* _Short exercise_: Which lines hold the string "fundraising"? Copy every one of them.

[Figure contents as structured data]
◇ ◇ ◇ ◇ ◇

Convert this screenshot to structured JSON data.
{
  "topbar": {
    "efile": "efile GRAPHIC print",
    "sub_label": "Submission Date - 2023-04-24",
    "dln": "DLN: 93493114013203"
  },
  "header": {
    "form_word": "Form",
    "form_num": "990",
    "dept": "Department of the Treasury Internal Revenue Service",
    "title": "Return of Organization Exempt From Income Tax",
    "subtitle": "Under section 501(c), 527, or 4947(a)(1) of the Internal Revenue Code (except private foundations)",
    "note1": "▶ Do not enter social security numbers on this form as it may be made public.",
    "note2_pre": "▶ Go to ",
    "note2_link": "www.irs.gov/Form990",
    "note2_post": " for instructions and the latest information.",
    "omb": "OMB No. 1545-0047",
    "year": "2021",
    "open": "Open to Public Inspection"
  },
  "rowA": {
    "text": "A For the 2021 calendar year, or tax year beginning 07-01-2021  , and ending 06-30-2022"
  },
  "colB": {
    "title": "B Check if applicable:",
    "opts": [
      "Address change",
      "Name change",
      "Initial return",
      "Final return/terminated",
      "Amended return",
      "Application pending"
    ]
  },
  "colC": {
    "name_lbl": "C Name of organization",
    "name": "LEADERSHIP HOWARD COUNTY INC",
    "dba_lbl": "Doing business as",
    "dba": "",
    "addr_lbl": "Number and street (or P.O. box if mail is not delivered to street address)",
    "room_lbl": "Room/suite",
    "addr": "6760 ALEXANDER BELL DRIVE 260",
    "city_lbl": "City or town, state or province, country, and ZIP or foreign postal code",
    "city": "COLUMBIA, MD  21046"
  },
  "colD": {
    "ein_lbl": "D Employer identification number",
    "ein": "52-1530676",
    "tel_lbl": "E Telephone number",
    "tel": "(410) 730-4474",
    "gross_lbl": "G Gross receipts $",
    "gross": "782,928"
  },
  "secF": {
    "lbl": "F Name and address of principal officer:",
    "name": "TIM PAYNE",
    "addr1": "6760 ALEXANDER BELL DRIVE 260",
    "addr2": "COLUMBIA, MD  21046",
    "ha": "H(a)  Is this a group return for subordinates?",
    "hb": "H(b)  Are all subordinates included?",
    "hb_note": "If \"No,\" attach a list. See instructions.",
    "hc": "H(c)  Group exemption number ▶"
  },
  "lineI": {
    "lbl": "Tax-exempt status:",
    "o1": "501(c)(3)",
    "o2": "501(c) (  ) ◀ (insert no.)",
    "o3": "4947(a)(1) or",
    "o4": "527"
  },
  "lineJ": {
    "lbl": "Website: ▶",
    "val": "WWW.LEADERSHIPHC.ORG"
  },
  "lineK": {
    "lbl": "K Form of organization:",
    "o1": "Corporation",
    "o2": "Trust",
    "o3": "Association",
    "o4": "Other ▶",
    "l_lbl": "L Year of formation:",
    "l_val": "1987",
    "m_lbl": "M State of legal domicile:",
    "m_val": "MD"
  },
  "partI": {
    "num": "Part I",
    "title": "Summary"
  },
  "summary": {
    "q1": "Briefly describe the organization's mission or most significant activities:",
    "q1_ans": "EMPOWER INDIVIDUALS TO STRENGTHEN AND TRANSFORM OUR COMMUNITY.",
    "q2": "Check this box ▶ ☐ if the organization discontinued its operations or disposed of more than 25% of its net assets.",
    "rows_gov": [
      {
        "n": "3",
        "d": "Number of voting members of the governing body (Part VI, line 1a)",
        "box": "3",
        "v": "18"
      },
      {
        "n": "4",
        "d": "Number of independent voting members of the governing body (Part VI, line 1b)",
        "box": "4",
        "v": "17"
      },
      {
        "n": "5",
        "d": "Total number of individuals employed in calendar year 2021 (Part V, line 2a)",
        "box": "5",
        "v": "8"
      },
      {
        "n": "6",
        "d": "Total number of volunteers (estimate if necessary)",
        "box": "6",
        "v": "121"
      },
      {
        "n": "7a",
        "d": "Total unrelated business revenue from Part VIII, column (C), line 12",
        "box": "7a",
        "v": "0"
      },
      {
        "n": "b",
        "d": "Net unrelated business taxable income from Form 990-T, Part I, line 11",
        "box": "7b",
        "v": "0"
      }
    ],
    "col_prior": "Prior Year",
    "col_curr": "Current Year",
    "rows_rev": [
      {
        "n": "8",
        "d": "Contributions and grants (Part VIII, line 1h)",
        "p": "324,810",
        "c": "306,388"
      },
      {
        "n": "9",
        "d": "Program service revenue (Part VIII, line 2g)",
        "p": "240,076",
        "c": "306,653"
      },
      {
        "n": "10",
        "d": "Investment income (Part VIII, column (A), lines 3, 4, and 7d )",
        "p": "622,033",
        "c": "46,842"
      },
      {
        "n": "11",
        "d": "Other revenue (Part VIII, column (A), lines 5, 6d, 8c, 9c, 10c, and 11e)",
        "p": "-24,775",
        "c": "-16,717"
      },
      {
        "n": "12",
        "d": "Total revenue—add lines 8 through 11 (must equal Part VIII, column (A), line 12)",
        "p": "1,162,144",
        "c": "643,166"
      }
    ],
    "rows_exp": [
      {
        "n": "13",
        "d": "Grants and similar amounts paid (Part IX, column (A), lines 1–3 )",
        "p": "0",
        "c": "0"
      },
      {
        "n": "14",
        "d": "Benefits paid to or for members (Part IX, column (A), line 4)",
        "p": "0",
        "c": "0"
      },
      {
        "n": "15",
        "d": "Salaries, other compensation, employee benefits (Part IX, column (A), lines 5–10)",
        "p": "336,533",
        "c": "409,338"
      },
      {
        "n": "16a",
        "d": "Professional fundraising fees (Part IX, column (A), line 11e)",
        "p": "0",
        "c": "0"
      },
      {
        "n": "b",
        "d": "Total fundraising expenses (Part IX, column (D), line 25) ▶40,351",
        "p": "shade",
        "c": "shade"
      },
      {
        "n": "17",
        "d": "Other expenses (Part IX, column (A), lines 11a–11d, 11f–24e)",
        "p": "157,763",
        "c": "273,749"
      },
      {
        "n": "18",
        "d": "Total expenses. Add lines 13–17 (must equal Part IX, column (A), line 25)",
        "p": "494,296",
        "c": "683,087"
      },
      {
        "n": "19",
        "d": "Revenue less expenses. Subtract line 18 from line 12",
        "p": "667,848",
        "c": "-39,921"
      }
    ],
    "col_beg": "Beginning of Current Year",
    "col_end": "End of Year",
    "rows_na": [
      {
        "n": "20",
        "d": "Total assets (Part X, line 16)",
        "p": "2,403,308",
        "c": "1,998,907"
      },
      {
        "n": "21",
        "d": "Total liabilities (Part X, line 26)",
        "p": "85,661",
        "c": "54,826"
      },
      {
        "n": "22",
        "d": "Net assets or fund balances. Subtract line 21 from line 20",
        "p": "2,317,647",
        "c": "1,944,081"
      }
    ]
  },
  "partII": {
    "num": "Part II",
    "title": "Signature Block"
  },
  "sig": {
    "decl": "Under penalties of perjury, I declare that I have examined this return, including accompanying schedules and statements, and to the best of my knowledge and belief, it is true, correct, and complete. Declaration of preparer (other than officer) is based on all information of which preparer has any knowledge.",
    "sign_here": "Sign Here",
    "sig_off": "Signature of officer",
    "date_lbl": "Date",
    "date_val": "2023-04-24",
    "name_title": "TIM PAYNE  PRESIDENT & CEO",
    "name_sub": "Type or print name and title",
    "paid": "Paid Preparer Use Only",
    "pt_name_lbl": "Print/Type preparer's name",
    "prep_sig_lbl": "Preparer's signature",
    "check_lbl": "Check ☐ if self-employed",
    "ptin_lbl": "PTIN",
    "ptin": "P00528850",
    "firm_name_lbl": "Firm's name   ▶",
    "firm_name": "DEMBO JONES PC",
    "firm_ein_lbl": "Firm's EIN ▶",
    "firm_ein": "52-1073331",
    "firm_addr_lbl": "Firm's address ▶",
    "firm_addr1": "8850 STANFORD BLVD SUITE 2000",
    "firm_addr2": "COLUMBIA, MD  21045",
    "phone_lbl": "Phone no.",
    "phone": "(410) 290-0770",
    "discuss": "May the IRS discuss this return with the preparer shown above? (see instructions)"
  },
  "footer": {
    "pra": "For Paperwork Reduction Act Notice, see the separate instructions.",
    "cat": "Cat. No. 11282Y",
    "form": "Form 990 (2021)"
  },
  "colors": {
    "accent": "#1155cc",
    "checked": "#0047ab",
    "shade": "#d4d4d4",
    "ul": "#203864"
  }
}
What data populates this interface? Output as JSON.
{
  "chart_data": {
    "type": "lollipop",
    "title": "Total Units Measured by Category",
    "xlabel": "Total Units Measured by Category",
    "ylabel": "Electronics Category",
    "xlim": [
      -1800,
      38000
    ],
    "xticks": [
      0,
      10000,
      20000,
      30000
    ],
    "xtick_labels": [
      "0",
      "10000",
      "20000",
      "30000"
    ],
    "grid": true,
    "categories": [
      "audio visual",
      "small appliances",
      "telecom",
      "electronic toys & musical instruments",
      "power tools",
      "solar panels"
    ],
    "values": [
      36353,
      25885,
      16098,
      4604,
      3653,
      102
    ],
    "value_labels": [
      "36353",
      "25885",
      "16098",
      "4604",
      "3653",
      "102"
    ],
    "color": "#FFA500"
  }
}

◇ ◇ ◇ ◇ ◇

* _Response to the exercise_:
        "d": "Professional fundraising fees (Part IX, column (A), line 11e)",
        "d": "Total fundraising expenses (Part IX, column (D), line 25) ▶40,351",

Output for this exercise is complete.